> _Work to be completed_
Take the entries below and print all of them exactly, please.

[Saved entries]
[Begin]

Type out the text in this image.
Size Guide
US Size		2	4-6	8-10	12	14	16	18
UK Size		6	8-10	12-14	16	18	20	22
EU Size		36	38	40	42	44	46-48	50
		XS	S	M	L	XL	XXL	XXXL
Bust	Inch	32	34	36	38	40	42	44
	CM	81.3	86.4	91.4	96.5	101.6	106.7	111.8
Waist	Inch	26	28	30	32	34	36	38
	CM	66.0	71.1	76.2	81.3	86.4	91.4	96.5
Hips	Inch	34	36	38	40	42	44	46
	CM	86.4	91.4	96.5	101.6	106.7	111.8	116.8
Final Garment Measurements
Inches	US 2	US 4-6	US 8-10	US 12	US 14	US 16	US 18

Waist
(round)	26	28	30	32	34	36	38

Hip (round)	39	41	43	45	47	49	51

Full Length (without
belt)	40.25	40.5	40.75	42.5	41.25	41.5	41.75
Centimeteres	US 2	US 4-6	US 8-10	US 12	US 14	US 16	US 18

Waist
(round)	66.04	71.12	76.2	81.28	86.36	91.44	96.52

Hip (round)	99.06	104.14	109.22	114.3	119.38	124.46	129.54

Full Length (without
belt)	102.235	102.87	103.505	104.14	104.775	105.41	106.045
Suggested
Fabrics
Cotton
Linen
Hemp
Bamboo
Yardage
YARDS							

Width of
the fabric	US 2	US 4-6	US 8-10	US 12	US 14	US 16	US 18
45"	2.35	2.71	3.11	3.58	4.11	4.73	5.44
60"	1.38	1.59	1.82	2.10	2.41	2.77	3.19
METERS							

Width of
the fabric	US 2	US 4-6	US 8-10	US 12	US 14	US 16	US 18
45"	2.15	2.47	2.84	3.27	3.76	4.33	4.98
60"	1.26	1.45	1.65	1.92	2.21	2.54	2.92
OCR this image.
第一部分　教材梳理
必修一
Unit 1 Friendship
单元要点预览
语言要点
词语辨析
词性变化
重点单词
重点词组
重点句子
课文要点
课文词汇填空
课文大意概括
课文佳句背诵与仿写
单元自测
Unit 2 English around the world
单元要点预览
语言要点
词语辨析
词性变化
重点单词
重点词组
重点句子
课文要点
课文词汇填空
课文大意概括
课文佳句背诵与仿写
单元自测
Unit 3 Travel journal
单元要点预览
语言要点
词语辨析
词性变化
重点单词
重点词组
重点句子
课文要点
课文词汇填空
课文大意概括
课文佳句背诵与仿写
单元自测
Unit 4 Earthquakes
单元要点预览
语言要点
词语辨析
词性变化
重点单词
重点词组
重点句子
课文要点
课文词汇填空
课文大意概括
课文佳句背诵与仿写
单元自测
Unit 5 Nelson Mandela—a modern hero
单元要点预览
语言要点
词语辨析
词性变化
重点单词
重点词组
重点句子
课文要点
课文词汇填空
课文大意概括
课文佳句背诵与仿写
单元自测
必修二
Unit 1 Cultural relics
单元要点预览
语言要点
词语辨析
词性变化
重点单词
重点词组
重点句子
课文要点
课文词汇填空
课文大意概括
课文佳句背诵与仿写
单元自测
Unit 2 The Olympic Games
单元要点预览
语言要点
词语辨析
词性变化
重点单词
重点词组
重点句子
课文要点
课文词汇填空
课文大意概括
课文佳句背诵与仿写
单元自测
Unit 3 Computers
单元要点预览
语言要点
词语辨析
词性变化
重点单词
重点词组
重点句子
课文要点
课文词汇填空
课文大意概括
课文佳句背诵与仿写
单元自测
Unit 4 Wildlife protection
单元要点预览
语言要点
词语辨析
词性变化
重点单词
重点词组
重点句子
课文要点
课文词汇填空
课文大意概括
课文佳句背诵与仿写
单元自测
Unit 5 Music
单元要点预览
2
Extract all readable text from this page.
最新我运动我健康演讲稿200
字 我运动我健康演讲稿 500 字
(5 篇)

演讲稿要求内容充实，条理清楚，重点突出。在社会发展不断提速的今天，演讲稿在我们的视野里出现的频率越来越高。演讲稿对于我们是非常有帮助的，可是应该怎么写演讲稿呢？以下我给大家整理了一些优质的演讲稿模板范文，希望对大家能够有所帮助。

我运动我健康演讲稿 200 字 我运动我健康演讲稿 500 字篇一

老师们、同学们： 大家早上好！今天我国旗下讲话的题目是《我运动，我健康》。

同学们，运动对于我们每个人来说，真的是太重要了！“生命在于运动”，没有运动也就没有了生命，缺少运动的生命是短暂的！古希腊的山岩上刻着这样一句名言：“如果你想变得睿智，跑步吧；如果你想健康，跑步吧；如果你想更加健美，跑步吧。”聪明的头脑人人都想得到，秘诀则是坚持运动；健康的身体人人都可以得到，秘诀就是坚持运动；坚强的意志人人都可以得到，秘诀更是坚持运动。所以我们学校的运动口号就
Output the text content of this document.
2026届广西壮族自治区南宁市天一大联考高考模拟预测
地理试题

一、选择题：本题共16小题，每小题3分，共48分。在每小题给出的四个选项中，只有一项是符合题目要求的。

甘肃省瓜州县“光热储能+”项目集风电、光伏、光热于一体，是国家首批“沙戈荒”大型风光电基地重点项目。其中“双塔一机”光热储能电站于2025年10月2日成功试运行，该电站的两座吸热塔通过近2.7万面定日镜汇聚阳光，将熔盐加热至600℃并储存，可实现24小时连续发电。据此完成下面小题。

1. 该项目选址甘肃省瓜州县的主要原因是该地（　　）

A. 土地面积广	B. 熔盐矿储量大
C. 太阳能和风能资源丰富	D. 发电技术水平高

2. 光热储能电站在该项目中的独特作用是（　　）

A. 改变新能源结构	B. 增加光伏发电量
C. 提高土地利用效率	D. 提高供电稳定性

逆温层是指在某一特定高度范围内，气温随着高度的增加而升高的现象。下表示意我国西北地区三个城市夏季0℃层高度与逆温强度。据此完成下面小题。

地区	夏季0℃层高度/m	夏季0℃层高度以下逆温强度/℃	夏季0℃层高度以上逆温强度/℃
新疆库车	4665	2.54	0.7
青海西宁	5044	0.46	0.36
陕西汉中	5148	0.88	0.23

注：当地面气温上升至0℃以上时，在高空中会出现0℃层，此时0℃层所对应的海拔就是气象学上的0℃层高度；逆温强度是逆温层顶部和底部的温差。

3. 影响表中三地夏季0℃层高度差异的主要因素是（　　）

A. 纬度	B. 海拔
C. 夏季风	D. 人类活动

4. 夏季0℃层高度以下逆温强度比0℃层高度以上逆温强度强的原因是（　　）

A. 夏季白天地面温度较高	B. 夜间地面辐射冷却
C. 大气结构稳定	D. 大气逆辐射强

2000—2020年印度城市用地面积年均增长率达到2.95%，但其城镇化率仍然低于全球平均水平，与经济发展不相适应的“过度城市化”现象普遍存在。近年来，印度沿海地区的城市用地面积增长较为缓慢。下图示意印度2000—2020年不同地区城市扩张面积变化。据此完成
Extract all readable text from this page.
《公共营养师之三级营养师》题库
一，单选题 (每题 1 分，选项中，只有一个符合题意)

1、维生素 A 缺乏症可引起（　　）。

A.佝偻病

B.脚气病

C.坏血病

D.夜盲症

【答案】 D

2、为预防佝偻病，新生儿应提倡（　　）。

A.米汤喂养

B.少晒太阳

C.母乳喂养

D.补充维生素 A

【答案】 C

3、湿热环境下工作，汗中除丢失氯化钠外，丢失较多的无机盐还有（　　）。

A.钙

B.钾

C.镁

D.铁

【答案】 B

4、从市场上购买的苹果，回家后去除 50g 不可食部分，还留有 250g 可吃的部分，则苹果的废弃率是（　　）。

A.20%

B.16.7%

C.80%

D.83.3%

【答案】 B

[End]

> _Exercise solution_
Type out the text in this image.
Size Guide
US Size		2	4-6	8-10	12	14	16	18
UK Size		6	8-10	12-14	16	18	20	22
EU Size		36	38	40	42	44	46-48	50
		XS	S	M	L	XL	XXL	XXXL
Bust	Inch	32	34	36	38	40	42	44
	CM	81.3	86.4	91.4	96.5	101.6	106.7	111.8
Waist	Inch	26	28	30	32	34	36	38
	CM	66.0	71.1	76.2	81.3	86.4	91.4	96.5
Hips	Inch	34	36	38	40	42	44	46
	CM	86.4	91.4	96.5	101.6	106.7	111.8	116.8
Final Garment Measurements
Inches	US 2	US 4-6	US 8-10	US 12	US 14	US 16	US 18

Waist
(round)	26	28	30	32	34	36	38

Hip (round)	39	41	43	45	47	49	51

Full Length (without
belt)	40.25	40.5	40.75	42.5	41.25	41.5	41.75
Centimeteres	US 2	US 4-6	US 8-10	US 12	US 14	US 16	US 18

Waist
(round)	66.04	71.12	76.2	81.28	86.36	91.44	96.52

Hip (round)	99.06	104.14	109.22	114.3	119.38	124.46	129.54

Full Length (without
belt)	102.235	102.87	103.505	104.14	104.775	105.41	106.045
Suggested
Fabrics
Cotton
Linen
Hemp
Bamboo
Yardage
YARDS							

Width of
the fabric	US 2	US 4-6	US 8-10	US 12	US 14	US 16	US 18
45"	2.35	2.71	3.11	3.58	4.11	4.73	5.44
60"	1.38	1.59	1.82	2.10	2.41	2.77	3.19
METERS							

Width of
the fabric	US 2	US 4-6	US 8-10	US 12	US 14	US 16	US 18
45"	2.15	2.47	2.84	3.27	3.76	4.33	4.98
60"	1.26	1.45	1.65	1.92	2.21	2.54	2.92
OCR this image.
第一部分　教材梳理
必修一
Unit 1 Friendship
单元要点预览
语言要点
词语辨析
词性变化
重点单词
重点词组
重点句子
课文要点
课文词汇填空
课文大意概括
课文佳句背诵与仿写
单元自测
Unit 2 English around the world
单元要点预览
语言要点
词语辨析
词性变化
重点单词
重点词组
重点句子
课文要点
课文词汇填空
课文大意概括
课文佳句背诵与仿写
单元自测
Unit 3 Travel journal
单元要点预览
语言要点
词语辨析
词性变化
重点单词
重点词组
重点句子
课文要点
课文词汇填空
课文大意概括
课文佳句背诵与仿写
单元自测
Unit 4 Earthquakes
单元要点预览
语言要点
词语辨析
词性变化
重点单词
重点词组
重点句子
课文要点
课文词汇填空
课文大意概括
课文佳句背诵与仿写
单元自测
Unit 5 Nelson Mandela—a modern hero
单元要点预览
语言要点
词语辨析
词性变化
重点单词
重点词组
重点句子
课文要点
课文词汇填空
课文大意概括
课文佳句背诵与仿写
单元自测
必修二
Unit 1 Cultural relics
单元要点预览
语言要点
词语辨析
词性变化
重点单词
重点词组
重点句子
课文要点
课文词汇填空
课文大意概括
课文佳句背诵与仿写
单元自测
Unit 2 The Olympic Games
单元要点预览
语言要点
词语辨析
词性变化
重点单词
重点词组
重点句子
课文要点
课文词汇填空
课文大意概括
课文佳句背诵与仿写
单元自测
Unit 3 Computers
单元要点预览
语言要点
词语辨析
词性变化
重点单词
重点词组
重点句子
课文要点
课文词汇填空
课文大意概括
课文佳句背诵与仿写
单元自测
Unit 4 Wildlife protection
单元要点预览
语言要点
词语辨析
词性变化
重点单词
重点词组
重点句子
课文要点
课文词汇填空
课文大意概括
课文佳句背诵与仿写
单元自测
Unit 5 Music
单元要点预览
2
Extract all readable text from this page.
最新我运动我健康演讲稿200
字 我运动我健康演讲稿 500 字
(5 篇)

演讲稿要求内容充实，条理清楚，重点突出。在社会发展不断提速的今天，演讲稿在我们的视野里出现的频率越来越高。演讲稿对于我们是非常有帮助的，可是应该怎么写演讲稿呢？以下我给大家整理了一些优质的演讲稿模板范文，希望对大家能够有所帮助。

我运动我健康演讲稿 200 字 我运动我健康演讲稿 500 字篇一

老师们、同学们： 大家早上好！今天我国旗下讲话的题目是《我运动，我健康》。

同学们，运动对于我们每个人来说，真的是太重要了！“生命在于运动”，没有运动也就没有了生命，缺少运动的生命是短暂的！古希腊的山岩上刻着这样一句名言：“如果你想变得睿智，跑步吧；如果你想健康，跑步吧；如果你想更加健美，跑步吧。”聪明的头脑人人都想得到，秘诀则是坚持运动；健康的身体人人都可以得到，秘诀就是坚持运动；坚强的意志人人都可以得到，秘诀更是坚持运动。所以我们学校的运动口号就
Output the text content of this document.
2026届广西壮族自治区南宁市天一大联考高考模拟预测
地理试题

一、选择题：本题共16小题，每小题3分，共48分。在每小题给出的四个选项中，只有一项是符合题目要求的。

甘肃省瓜州县“光热储能+”项目集风电、光伏、光热于一体，是国家首批“沙戈荒”大型风光电基地重点项目。其中“双塔一机”光热储能电站于2025年10月2日成功试运行，该电站的两座吸热塔通过近2.7万面定日镜汇聚阳光，将熔盐加热至600℃并储存，可实现24小时连续发电。据此完成下面小题。

1. 该项目选址甘肃省瓜州县的主要原因是该地（　　）

A. 土地面积广	B. 熔盐矿储量大
C. 太阳能和风能资源丰富	D. 发电技术水平高

2. 光热储能电站在该项目中的独特作用是（　　）

A. 改变新能源结构	B. 增加光伏发电量
C. 提高土地利用效率	D. 提高供电稳定性

逆温层是指在某一特定高度范围内，气温随着高度的增加而升高的现象。下表示意我国西北地区三个城市夏季0℃层高度与逆温强度。据此完成下面小题。

地区	夏季0℃层高度/m	夏季0℃层高度以下逆温强度/℃	夏季0℃层高度以上逆温强度/℃
新疆库车	4665	2.54	0.7
青海西宁	5044	0.46	0.36
陕西汉中	5148	0.88	0.23

注：当地面气温上升至0℃以上时，在高空中会出现0℃层，此时0℃层所对应的海拔就是气象学上的0℃层高度；逆温强度是逆温层顶部和底部的温差。

3. 影响表中三地夏季0℃层高度差异的主要因素是（　　）

A. 纬度	B. 海拔
C. 夏季风	D. 人类活动

4. 夏季0℃层高度以下逆温强度比0℃层高度以上逆温强度强的原因是（　　）

A. 夏季白天地面温度较高	B. 夜间地面辐射冷却
C. 大气结构稳定	D. 大气逆辐射强

2000—2020年印度城市用地面积年均增长率达到2.95%，但其城镇化率仍然低于全球平均水平，与经济发展不相适应的“过度城市化”现象普遍存在。近年来，印度沿海地区的城市用地面积增长较为缓慢。下图示意印度2000—2020年不同地区城市扩张面积变化。据此完成
Extract all readable text from this page.
《公共营养师之三级营养师》题库
一，单选题 (每题 1 分，选项中，只有一个符合题意)

1、维生素 A 缺乏症可引起（　　）。

A.佝偻病

B.脚气病

C.坏血病

D.夜盲症

【答案】 D

2、为预防佝偻病，新生儿应提倡（　　）。

A.米汤喂养

B.少晒太阳

C.母乳喂养

D.补充维生素 A

【答案】 C

3、湿热环境下工作，汗中除丢失氯化钠外，丢失较多的无机盐还有（　　）。

A.钙

B.钾

C.镁

D.铁

【答案】 B

4、从市场上购买的苹果，回家后去除 50g 不可食部分，还留有 250g 可吃的部分，则苹果的废弃率是（　　）。

A.20%

B.16.7%

C.80%

D.83.3%

【答案】 B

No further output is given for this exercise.